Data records
____
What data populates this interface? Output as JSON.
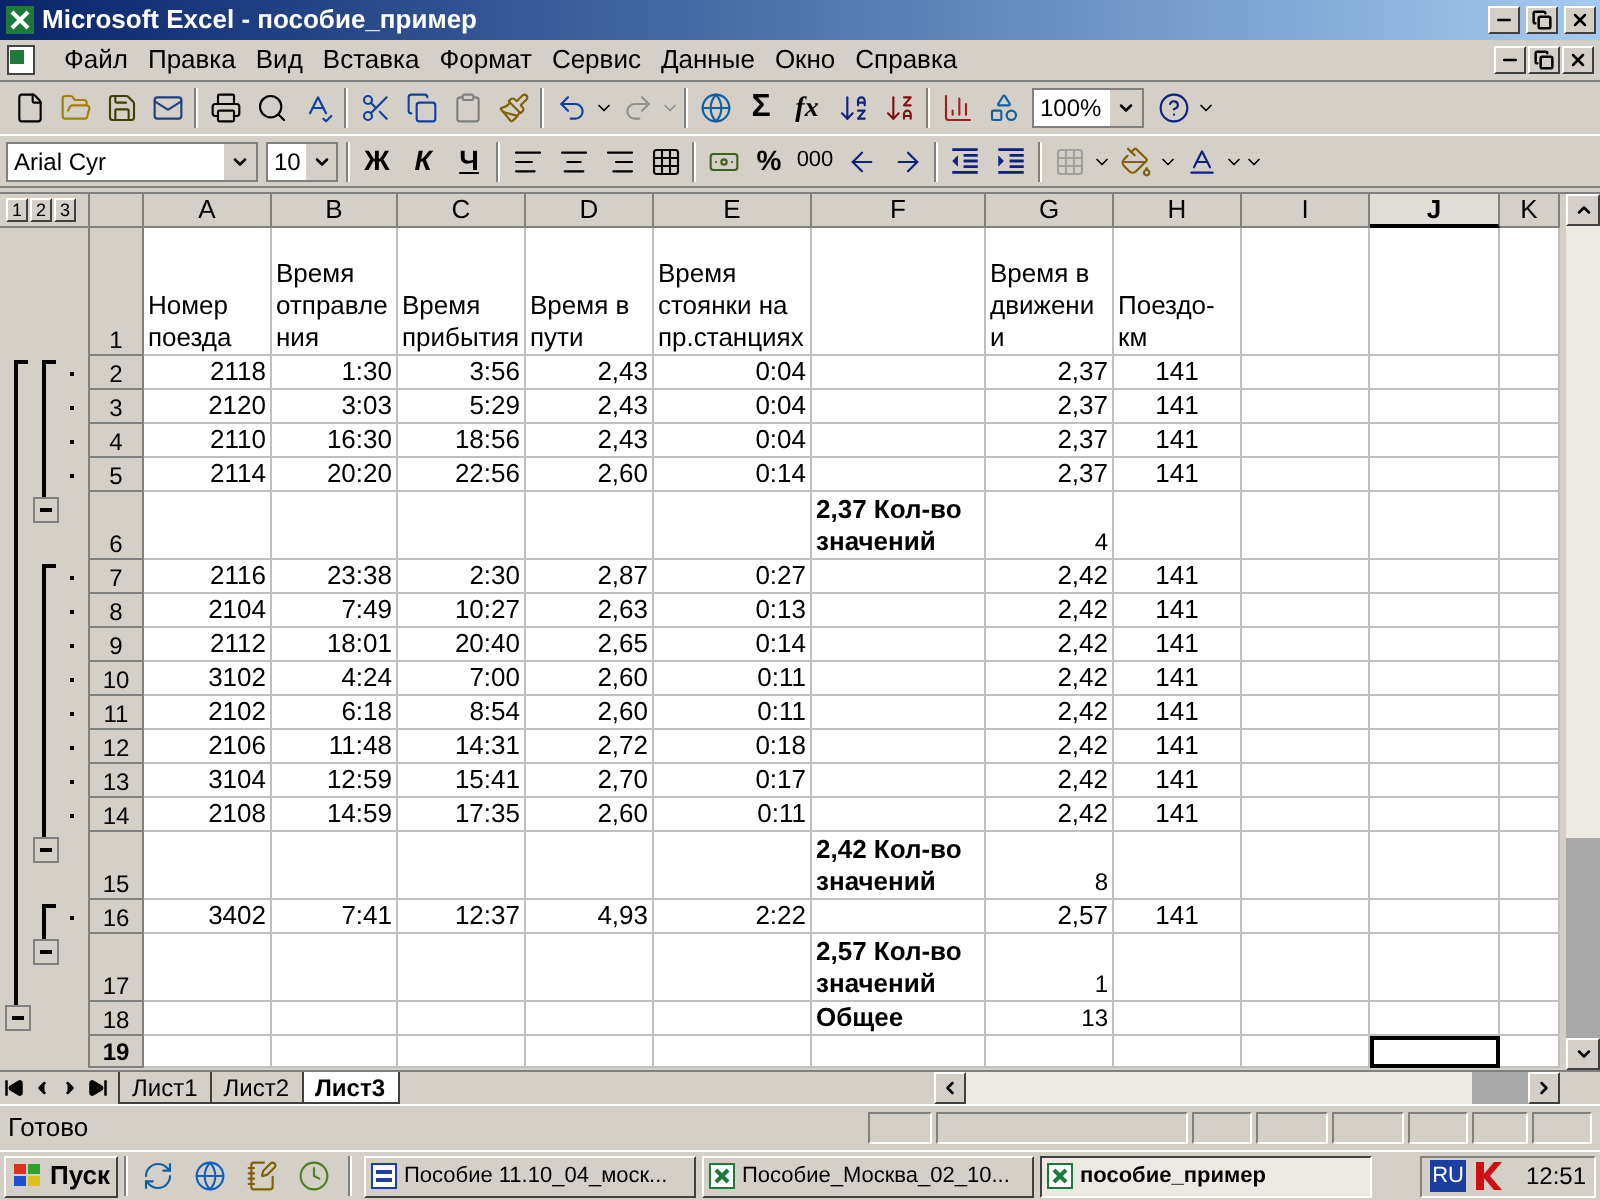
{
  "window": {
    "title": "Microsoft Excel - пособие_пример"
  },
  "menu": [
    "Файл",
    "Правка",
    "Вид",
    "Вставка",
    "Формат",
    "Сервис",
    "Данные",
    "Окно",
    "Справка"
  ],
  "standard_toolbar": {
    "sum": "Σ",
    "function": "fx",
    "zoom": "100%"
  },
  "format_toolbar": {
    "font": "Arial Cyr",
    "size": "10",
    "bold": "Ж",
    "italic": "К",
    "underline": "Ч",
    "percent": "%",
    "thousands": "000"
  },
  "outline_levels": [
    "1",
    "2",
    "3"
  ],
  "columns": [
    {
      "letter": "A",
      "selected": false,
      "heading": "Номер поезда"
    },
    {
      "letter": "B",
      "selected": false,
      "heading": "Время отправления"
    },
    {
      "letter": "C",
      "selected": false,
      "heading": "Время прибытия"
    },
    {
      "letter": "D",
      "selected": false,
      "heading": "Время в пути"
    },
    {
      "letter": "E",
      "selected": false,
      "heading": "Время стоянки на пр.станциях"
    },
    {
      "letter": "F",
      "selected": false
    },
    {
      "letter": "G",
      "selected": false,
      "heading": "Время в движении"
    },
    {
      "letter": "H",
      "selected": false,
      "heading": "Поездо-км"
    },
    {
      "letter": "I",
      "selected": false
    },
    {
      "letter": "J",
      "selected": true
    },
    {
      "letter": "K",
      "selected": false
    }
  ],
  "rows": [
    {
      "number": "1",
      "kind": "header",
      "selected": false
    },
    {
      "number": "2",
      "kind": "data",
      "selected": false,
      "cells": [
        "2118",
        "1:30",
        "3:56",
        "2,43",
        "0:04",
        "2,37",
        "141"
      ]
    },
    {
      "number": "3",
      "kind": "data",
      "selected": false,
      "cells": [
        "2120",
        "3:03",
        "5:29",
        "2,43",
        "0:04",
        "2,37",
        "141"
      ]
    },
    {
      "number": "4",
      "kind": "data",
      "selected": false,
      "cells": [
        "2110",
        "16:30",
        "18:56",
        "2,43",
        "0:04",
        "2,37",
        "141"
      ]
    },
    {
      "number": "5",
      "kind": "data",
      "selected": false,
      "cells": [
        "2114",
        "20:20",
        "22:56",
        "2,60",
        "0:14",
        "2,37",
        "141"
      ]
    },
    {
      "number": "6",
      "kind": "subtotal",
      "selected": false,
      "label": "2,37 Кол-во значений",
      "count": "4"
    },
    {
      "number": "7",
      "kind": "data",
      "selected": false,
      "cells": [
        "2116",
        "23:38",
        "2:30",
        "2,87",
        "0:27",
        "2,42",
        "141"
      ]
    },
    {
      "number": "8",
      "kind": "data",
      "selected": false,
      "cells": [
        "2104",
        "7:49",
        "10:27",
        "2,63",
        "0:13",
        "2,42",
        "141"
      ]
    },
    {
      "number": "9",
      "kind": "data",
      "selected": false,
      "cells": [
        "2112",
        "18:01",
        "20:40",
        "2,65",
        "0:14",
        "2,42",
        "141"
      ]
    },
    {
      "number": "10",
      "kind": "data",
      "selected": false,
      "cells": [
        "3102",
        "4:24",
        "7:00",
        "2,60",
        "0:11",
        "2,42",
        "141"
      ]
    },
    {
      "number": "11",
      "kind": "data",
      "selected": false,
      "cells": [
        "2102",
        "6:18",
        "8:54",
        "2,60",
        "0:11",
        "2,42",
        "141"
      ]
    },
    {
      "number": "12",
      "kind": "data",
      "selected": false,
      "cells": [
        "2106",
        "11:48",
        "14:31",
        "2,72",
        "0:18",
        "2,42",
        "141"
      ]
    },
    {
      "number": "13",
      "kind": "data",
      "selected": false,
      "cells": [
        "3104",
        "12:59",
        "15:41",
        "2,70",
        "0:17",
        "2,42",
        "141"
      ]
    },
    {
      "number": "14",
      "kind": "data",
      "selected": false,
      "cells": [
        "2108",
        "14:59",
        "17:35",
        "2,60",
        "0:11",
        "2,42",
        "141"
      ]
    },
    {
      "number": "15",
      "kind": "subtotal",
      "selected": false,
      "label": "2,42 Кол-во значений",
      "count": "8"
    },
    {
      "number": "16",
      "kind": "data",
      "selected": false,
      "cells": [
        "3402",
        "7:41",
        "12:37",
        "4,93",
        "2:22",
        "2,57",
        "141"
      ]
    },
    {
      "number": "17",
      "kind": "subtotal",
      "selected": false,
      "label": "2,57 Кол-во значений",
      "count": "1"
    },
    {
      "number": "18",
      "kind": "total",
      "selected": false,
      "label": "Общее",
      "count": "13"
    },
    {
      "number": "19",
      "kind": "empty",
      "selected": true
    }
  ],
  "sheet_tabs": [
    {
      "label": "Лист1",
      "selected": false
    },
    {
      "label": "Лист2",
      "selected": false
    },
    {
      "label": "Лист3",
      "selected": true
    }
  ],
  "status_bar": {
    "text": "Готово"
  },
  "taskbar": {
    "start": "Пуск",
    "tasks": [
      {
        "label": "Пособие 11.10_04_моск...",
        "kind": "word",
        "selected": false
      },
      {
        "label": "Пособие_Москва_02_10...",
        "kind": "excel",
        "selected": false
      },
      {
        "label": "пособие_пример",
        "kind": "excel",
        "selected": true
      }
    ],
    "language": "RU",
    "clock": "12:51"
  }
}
____
◆ EXERCISE:
Your answer should be a single number: the count of lines in the listing that contain the word "heading".

◆ RESULT OF THIS EXERCISE:
7